Collected data
☆ ☆ ☆ ☆ ☆
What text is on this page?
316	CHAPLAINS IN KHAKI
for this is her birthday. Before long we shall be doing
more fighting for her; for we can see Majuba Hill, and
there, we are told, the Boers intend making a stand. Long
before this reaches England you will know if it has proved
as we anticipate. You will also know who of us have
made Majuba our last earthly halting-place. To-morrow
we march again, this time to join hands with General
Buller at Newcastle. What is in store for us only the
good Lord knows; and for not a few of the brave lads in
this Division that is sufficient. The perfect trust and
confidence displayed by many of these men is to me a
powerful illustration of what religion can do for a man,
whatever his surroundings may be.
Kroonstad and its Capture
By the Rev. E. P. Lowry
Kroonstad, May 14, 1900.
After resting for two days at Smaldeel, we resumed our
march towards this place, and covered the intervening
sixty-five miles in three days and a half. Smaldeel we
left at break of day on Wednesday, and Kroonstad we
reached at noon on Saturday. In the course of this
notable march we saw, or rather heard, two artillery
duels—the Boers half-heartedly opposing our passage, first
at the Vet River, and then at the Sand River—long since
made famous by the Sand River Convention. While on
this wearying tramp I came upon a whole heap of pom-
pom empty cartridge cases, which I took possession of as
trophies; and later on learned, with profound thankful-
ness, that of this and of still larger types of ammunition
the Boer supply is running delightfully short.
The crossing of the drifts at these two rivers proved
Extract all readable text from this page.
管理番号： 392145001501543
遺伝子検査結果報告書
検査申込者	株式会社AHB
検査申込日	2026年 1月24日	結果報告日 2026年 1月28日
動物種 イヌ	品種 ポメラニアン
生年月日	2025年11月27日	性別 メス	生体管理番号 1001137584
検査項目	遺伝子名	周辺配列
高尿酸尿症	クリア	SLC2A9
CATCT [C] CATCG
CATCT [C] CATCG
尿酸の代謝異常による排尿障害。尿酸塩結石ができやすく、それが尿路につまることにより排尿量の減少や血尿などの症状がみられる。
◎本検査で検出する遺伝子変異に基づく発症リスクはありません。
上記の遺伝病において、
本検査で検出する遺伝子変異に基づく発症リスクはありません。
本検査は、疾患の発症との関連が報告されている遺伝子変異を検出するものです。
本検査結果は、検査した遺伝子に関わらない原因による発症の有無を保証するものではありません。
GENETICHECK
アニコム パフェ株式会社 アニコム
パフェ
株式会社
☆ ☆ ☆ ☆ ☆
Give the entries once more, exactly as they appear.

What text is on this page?
316	CHAPLAINS IN KHAKI
for this is her birthday. Before long we shall be doing
more fighting for her; for we can see Majuba Hill, and
there, we are told, the Boers intend making a stand. Long
before this reaches England you will know if it has proved
as we anticipate. You will also know who of us have
made Majuba our last earthly halting-place. To-morrow
we march again, this time to join hands with General
Buller at Newcastle. What is in store for us only the
good Lord knows; and for not a few of the brave lads in
this Division that is sufficient. The perfect trust and
confidence displayed by many of these men is to me a
powerful illustration of what religion can do for a man,
whatever his surroundings may be.
Kroonstad and its Capture
By the Rev. E. P. Lowry
Kroonstad, May 14, 1900.
After resting for two days at Smaldeel, we resumed our
march towards this place, and covered the intervening
sixty-five miles in three days and a half. Smaldeel we
left at break of day on Wednesday, and Kroonstad we
reached at noon on Saturday. In the course of this
notable march we saw, or rather heard, two artillery
duels—the Boers half-heartedly opposing our passage, first
at the Vet River, and then at the Sand River—long since
made famous by the Sand River Convention. While on
this wearying tramp I came upon a whole heap of pom-
pom empty cartridge cases, which I took possession of as
trophies; and later on learned, with profound thankful-
ness, that of this and of still larger types of ammunition
the Boer supply is running delightfully short.
The crossing of the drifts at these two rivers proved
Extract all readable text from this page.
管理番号： 392145001501543
遺伝子検査結果報告書
検査申込者	株式会社AHB
検査申込日	2026年 1月24日	結果報告日 2026年 1月28日
動物種 イヌ	品種 ポメラニアン
生年月日	2025年11月27日	性別 メス	生体管理番号 1001137584
検査項目	遺伝子名	周辺配列
高尿酸尿症	クリア	SLC2A9
CATCT [C] CATCG
CATCT [C] CATCG
尿酸の代謝異常による排尿障害。尿酸塩結石ができやすく、それが尿路につまることにより排尿量の減少や血尿などの症状がみられる。
◎本検査で検出する遺伝子変異に基づく発症リスクはありません。
上記の遺伝病において、
本検査で検出する遺伝子変異に基づく発症リスクはありません。
本検査は、疾患の発症との関連が報告されている遺伝子変異を検出するものです。
本検査結果は、検査した遺伝子に関わらない原因による発症の有無を保証するものではありません。
GENETICHECK
アニコム パフェ株式会社 アニコム
パフェ
株式会社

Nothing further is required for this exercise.